(Given instruction) Some lines of these records may hold the word "this"; state how many, using only the number.

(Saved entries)
====================

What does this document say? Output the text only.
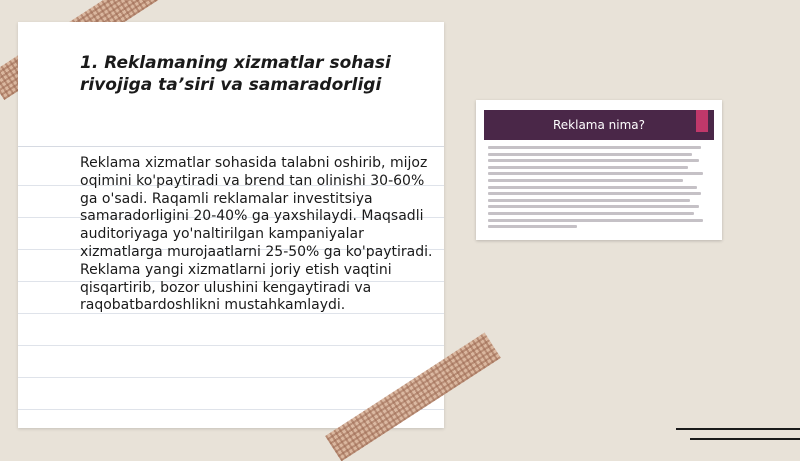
1. Reklamaning xizmatlar sohasi rivojiga ta’siri va samaradorligi

Reklama xizmatlar sohasida talabni oshirib, mijoz oqimini ko'paytiradi va brend tan olinishi 30-60% ga o'sadi. Raqamli reklamalar investitsiya samaradorligini 20-40% ga yaxshilaydi. Maqsadli auditoriyaga yo'naltirilgan kampaniyalar xizmatlarga murojaatlarni 25-50% ga ko'paytiradi. Reklama yangi xizmatlarni joriy etish vaqtini qisqartirib, bozor ulushini kengaytiradi va raqobatbardoshlikni mustahkamlaydi.

Reklama nima?
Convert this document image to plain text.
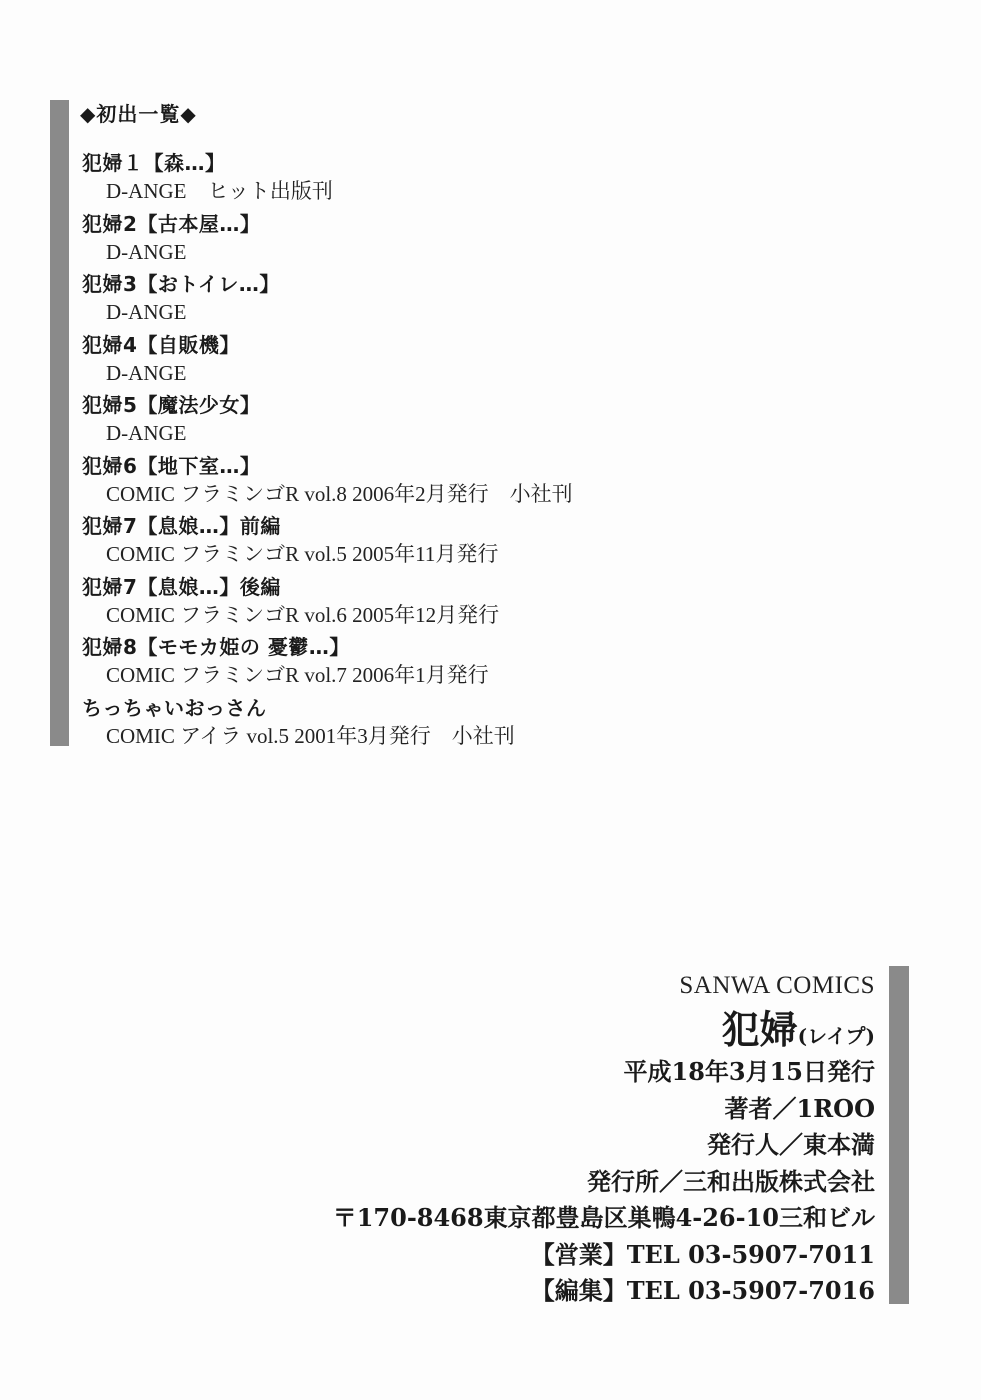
◆初出一覧◆
犯婦１【森…】
D-ANGE　ヒット出版刊
犯婦2【古本屋…】
D-ANGE
犯婦3【おトイレ…】
D-ANGE
犯婦4【自販機】
D-ANGE
犯婦5【魔法少女】
D-ANGE
犯婦6【地下室…】
COMIC フラミンゴR vol.8 2006年2月発行　小社刊
犯婦7【息娘…】前編
COMIC フラミンゴR vol.5 2005年11月発行
犯婦7【息娘…】後編
COMIC フラミンゴR vol.6 2005年12月発行
犯婦8【モモカ姫の 憂鬱…】
COMIC フラミンゴR vol.7 2006年1月発行
ちっちゃいおっさん
COMIC アイラ vol.5 2001年3月発行　小社刊
SANWA COMICS
犯婦(レイプ)
平成18年3月15日発行
著者／1ROO
発行人／東本満
発行所／三和出版株式会社
〒170-8468東京都豊島区巣鴨4-26-10三和ビル
【営業】TEL 03-5907-7011
【編集】TEL 03-5907-7016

====================

(Task answer) 2